Gather every line from the entries below that includes "Index".

══ Supplied data ══

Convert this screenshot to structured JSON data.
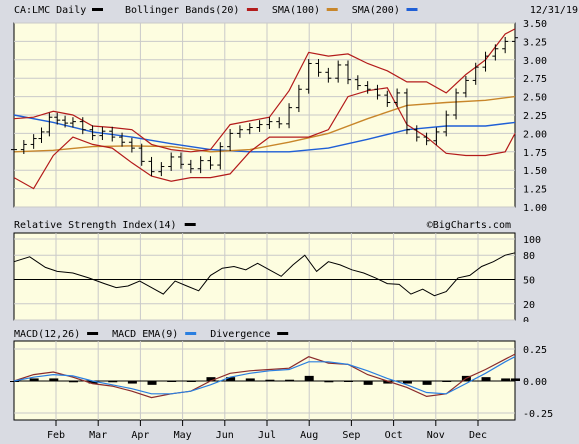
{
  "colors": {
    "background": "#d9dbe2",
    "plot_bg": "#fdfde0",
    "price": "#000000",
    "bollinger": "#b31b1b",
    "sma100": "#c8862a",
    "sma200": "#1f5fd6",
    "rsi": "#000000",
    "macd": "#000000",
    "macd_ema": "#2a7fe0",
    "divergence": "#000000",
    "signal": "#8b2b2b",
    "grid": "#c9c9c9"
  },
  "chart_data": [
    {
      "type": "line",
      "panel": "price",
      "header": {
        "symbol": "CA:LMC Daily",
        "date": "12/31/19",
        "legend": [
          {
            "label": "Bollinger Bands(20)",
            "color": "#b31b1b"
          },
          {
            "label": "SMA(100)",
            "color": "#c8862a"
          },
          {
            "label": "SMA(200)",
            "color": "#1f5fd6"
          }
        ]
      },
      "x_labels": [
        "Feb",
        "Mar",
        "Apr",
        "May",
        "Jun",
        "Jul",
        "Aug",
        "Sep",
        "Oct",
        "Nov",
        "Dec"
      ],
      "y_ticks": [
        "3.50",
        "3.25",
        "3.00",
        "2.75",
        "2.50",
        "2.25",
        "2.00",
        "1.75",
        "1.50",
        "1.25",
        "1.00"
      ],
      "ylim": [
        1.0,
        3.5
      ],
      "grid": true,
      "watermark": "©BigCharts.com",
      "series": [
        {
          "name": "CA:LMC Daily",
          "style": "ohlc",
          "x": [
            0,
            5,
            10,
            14,
            18,
            22,
            26,
            30,
            35,
            40,
            45,
            50,
            55,
            60,
            65,
            70,
            75,
            80,
            85,
            90,
            95,
            100,
            105,
            110,
            115,
            120,
            125,
            130,
            135,
            140,
            145,
            150,
            155,
            160,
            165,
            170,
            175,
            180,
            185,
            190,
            195,
            200,
            205,
            210,
            215,
            220,
            225,
            230,
            235,
            240,
            245,
            250,
            255
          ],
          "values": [
            1.78,
            1.85,
            1.93,
            2.02,
            2.22,
            2.18,
            2.14,
            2.16,
            2.05,
            1.97,
            2.03,
            1.95,
            1.88,
            1.8,
            1.62,
            1.48,
            1.55,
            1.68,
            1.58,
            1.52,
            1.63,
            1.57,
            1.82,
            2.0,
            2.05,
            2.08,
            2.12,
            2.16,
            2.13,
            2.35,
            2.6,
            2.95,
            2.83,
            2.75,
            2.93,
            2.73,
            2.65,
            2.6,
            2.52,
            2.42,
            2.55,
            2.05,
            1.95,
            1.9,
            2.02,
            2.25,
            2.55,
            2.72,
            2.9,
            3.05,
            3.15,
            3.25,
            3.3
          ]
        },
        {
          "name": "Bollinger Bands(20) upper",
          "x": [
            0,
            10,
            20,
            30,
            40,
            50,
            60,
            70,
            80,
            90,
            100,
            110,
            120,
            130,
            140,
            150,
            160,
            170,
            180,
            190,
            200,
            210,
            220,
            230,
            240,
            250,
            255
          ],
          "values": [
            2.2,
            2.22,
            2.3,
            2.25,
            2.1,
            2.08,
            2.05,
            1.85,
            1.78,
            1.75,
            1.78,
            2.12,
            2.17,
            2.22,
            2.58,
            3.1,
            3.05,
            3.08,
            2.95,
            2.85,
            2.7,
            2.7,
            2.55,
            2.8,
            3.0,
            3.35,
            3.42
          ]
        },
        {
          "name": "Bollinger Bands(20) lower",
          "x": [
            0,
            10,
            20,
            30,
            40,
            50,
            60,
            70,
            80,
            90,
            100,
            110,
            120,
            130,
            140,
            150,
            160,
            170,
            180,
            190,
            200,
            210,
            220,
            230,
            240,
            250,
            255
          ],
          "values": [
            1.4,
            1.25,
            1.7,
            1.95,
            1.85,
            1.8,
            1.6,
            1.42,
            1.35,
            1.4,
            1.4,
            1.45,
            1.75,
            1.95,
            1.95,
            1.95,
            2.05,
            2.5,
            2.58,
            2.62,
            2.12,
            1.95,
            1.73,
            1.7,
            1.7,
            1.75,
            2.0
          ]
        },
        {
          "name": "SMA(100)",
          "x": [
            0,
            20,
            40,
            60,
            80,
            100,
            120,
            140,
            160,
            180,
            200,
            220,
            240,
            255
          ],
          "values": [
            1.75,
            1.77,
            1.82,
            1.83,
            1.82,
            1.75,
            1.78,
            1.88,
            2.0,
            2.2,
            2.38,
            2.42,
            2.45,
            2.5
          ]
        },
        {
          "name": "SMA(200)",
          "x": [
            0,
            20,
            40,
            60,
            80,
            100,
            120,
            140,
            160,
            180,
            200,
            220,
            240,
            255
          ],
          "values": [
            2.25,
            2.15,
            2.02,
            1.95,
            1.86,
            1.78,
            1.75,
            1.75,
            1.8,
            1.92,
            2.05,
            2.1,
            2.1,
            2.15
          ]
        }
      ]
    },
    {
      "type": "line",
      "panel": "rsi",
      "header": {
        "legend": [
          {
            "label": "Relative Strength Index(14)",
            "color": "#000000"
          }
        ]
      },
      "watermark": "©BigCharts.com",
      "y_ticks": [
        "100",
        "80",
        "50",
        "20",
        "0"
      ],
      "ylim": [
        0,
        100
      ],
      "reference_line": 50,
      "grid": true,
      "series": [
        {
          "name": "Relative Strength Index(14)",
          "x": [
            0,
            8,
            16,
            22,
            30,
            38,
            46,
            52,
            58,
            64,
            70,
            76,
            82,
            88,
            94,
            100,
            106,
            112,
            118,
            124,
            130,
            136,
            142,
            148,
            154,
            160,
            166,
            172,
            178,
            184,
            190,
            196,
            202,
            208,
            214,
            220,
            226,
            232,
            238,
            244,
            250,
            255
          ],
          "values": [
            72,
            78,
            65,
            60,
            58,
            52,
            45,
            40,
            42,
            48,
            40,
            32,
            48,
            42,
            36,
            55,
            64,
            66,
            62,
            70,
            62,
            54,
            68,
            80,
            60,
            72,
            68,
            62,
            58,
            52,
            45,
            44,
            32,
            38,
            30,
            35,
            52,
            55,
            66,
            72,
            80,
            83
          ]
        }
      ]
    },
    {
      "type": "line",
      "panel": "macd",
      "header": {
        "legend": [
          {
            "label": "MACD(12,26)",
            "color": "#000000"
          },
          {
            "label": "MACD EMA(9)",
            "color": "#2a7fe0"
          },
          {
            "label": "Divergence",
            "color": "#000000"
          }
        ]
      },
      "y_ticks": [
        "0.25",
        "0.00",
        "-0.25"
      ],
      "ylim": [
        -0.25,
        0.25
      ],
      "grid": true,
      "series": [
        {
          "name": "MACD(12,26)",
          "x": [
            0,
            10,
            20,
            30,
            40,
            50,
            60,
            70,
            80,
            90,
            100,
            110,
            120,
            130,
            140,
            150,
            160,
            170,
            180,
            190,
            200,
            210,
            220,
            230,
            240,
            250,
            255
          ],
          "values": [
            0.0,
            0.05,
            0.07,
            0.03,
            -0.02,
            -0.04,
            -0.08,
            -0.13,
            -0.1,
            -0.08,
            0.0,
            0.06,
            0.08,
            0.09,
            0.1,
            0.19,
            0.14,
            0.13,
            0.05,
            0.0,
            -0.05,
            -0.12,
            -0.1,
            0.02,
            0.09,
            0.17,
            0.21
          ]
        },
        {
          "name": "MACD EMA(9)",
          "x": [
            0,
            10,
            20,
            30,
            40,
            50,
            60,
            70,
            80,
            90,
            100,
            110,
            120,
            130,
            140,
            150,
            160,
            170,
            180,
            190,
            200,
            210,
            220,
            230,
            240,
            250,
            255
          ],
          "values": [
            0.0,
            0.03,
            0.05,
            0.04,
            0.0,
            -0.03,
            -0.06,
            -0.1,
            -0.1,
            -0.08,
            -0.03,
            0.03,
            0.06,
            0.08,
            0.09,
            0.15,
            0.15,
            0.13,
            0.08,
            0.02,
            -0.03,
            -0.09,
            -0.1,
            -0.02,
            0.06,
            0.15,
            0.19
          ]
        },
        {
          "name": "Divergence",
          "style": "histogram",
          "x": [
            0,
            10,
            20,
            30,
            40,
            50,
            60,
            70,
            80,
            90,
            100,
            110,
            120,
            130,
            140,
            150,
            160,
            170,
            180,
            190,
            200,
            210,
            220,
            230,
            240,
            250,
            255
          ],
          "values": [
            0.0,
            0.02,
            0.02,
            -0.01,
            -0.02,
            -0.01,
            -0.02,
            -0.03,
            0.0,
            0.0,
            0.03,
            0.03,
            0.02,
            0.01,
            0.01,
            0.04,
            -0.01,
            0.0,
            -0.03,
            -0.02,
            -0.02,
            -0.03,
            0.0,
            0.04,
            0.03,
            0.02,
            0.02
          ]
        }
      ]
    }
  ]
}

═══

## [In response]
            "label": "Relative Strength Index(14)",
          "name": "Relative Strength Index(14)",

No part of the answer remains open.